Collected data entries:
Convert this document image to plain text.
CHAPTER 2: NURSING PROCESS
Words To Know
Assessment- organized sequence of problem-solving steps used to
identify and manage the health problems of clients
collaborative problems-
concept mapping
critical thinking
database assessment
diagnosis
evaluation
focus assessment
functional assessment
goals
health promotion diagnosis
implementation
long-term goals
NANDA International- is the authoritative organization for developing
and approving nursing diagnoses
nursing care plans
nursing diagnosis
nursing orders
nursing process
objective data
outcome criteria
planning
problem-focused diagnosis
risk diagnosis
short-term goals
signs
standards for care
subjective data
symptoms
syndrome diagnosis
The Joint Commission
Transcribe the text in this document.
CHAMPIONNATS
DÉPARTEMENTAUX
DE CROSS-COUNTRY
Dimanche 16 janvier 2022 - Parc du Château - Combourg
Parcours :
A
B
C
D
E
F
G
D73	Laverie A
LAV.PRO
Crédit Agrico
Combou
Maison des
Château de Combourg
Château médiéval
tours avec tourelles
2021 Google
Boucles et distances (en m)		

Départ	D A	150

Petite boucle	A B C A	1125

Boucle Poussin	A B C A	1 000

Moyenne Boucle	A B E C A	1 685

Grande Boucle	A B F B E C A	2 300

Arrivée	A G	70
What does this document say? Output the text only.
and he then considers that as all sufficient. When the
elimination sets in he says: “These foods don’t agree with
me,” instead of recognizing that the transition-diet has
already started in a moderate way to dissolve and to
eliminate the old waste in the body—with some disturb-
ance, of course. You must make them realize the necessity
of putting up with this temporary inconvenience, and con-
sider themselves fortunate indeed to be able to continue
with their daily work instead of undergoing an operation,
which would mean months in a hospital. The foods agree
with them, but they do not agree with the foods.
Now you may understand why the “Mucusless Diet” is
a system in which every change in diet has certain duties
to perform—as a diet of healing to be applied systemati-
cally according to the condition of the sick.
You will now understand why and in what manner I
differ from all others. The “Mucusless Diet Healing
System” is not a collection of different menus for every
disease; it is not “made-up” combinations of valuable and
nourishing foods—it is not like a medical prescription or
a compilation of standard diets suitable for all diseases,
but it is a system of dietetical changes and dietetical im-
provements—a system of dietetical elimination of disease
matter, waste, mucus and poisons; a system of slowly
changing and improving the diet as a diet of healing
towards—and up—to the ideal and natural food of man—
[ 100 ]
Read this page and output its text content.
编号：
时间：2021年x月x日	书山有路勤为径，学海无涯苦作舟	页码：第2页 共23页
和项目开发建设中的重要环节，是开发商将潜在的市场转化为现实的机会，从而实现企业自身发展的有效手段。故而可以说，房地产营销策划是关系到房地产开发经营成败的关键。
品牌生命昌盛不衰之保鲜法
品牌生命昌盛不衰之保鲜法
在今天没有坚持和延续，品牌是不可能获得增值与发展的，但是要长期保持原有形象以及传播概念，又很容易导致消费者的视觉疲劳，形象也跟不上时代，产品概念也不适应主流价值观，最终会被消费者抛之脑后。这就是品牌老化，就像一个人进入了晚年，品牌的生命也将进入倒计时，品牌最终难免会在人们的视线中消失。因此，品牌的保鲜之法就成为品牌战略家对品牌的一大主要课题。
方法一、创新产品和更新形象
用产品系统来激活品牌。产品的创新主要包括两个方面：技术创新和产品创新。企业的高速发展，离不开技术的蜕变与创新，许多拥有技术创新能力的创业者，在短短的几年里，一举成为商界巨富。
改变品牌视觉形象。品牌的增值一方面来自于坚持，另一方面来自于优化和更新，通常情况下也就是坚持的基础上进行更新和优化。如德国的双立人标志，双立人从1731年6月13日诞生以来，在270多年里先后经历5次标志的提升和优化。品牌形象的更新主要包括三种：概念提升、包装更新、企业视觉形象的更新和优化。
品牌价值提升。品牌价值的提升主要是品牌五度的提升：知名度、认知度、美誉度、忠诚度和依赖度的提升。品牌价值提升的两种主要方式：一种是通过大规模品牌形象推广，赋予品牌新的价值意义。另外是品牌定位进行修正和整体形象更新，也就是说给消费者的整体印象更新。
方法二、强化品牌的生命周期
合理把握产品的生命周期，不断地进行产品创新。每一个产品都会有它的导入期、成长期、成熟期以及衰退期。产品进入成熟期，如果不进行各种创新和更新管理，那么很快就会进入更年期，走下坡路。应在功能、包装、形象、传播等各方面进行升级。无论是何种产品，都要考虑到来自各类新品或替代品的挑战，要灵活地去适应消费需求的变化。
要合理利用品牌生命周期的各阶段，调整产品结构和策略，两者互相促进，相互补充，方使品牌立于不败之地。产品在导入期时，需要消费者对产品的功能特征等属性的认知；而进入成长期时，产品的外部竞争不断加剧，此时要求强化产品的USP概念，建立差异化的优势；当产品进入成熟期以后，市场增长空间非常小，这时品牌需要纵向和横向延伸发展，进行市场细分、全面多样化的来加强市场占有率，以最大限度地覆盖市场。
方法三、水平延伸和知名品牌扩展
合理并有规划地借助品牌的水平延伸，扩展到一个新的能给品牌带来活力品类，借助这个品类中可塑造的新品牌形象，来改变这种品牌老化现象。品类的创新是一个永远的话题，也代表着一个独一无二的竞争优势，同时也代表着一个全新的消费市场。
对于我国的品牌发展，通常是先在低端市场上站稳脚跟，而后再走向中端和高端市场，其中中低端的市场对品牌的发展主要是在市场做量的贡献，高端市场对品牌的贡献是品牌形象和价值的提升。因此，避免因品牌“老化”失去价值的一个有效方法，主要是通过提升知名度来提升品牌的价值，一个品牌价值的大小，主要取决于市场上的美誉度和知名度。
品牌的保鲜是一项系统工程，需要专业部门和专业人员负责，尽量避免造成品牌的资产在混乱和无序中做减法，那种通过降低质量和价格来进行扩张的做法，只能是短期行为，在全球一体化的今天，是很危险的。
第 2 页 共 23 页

Exercise directions => Show the lines from the data above that contain the string "Combourg".

Right answer =>
Dimanche 16 janvier 2022 - Parc du Château - Combourg
Château de Combourg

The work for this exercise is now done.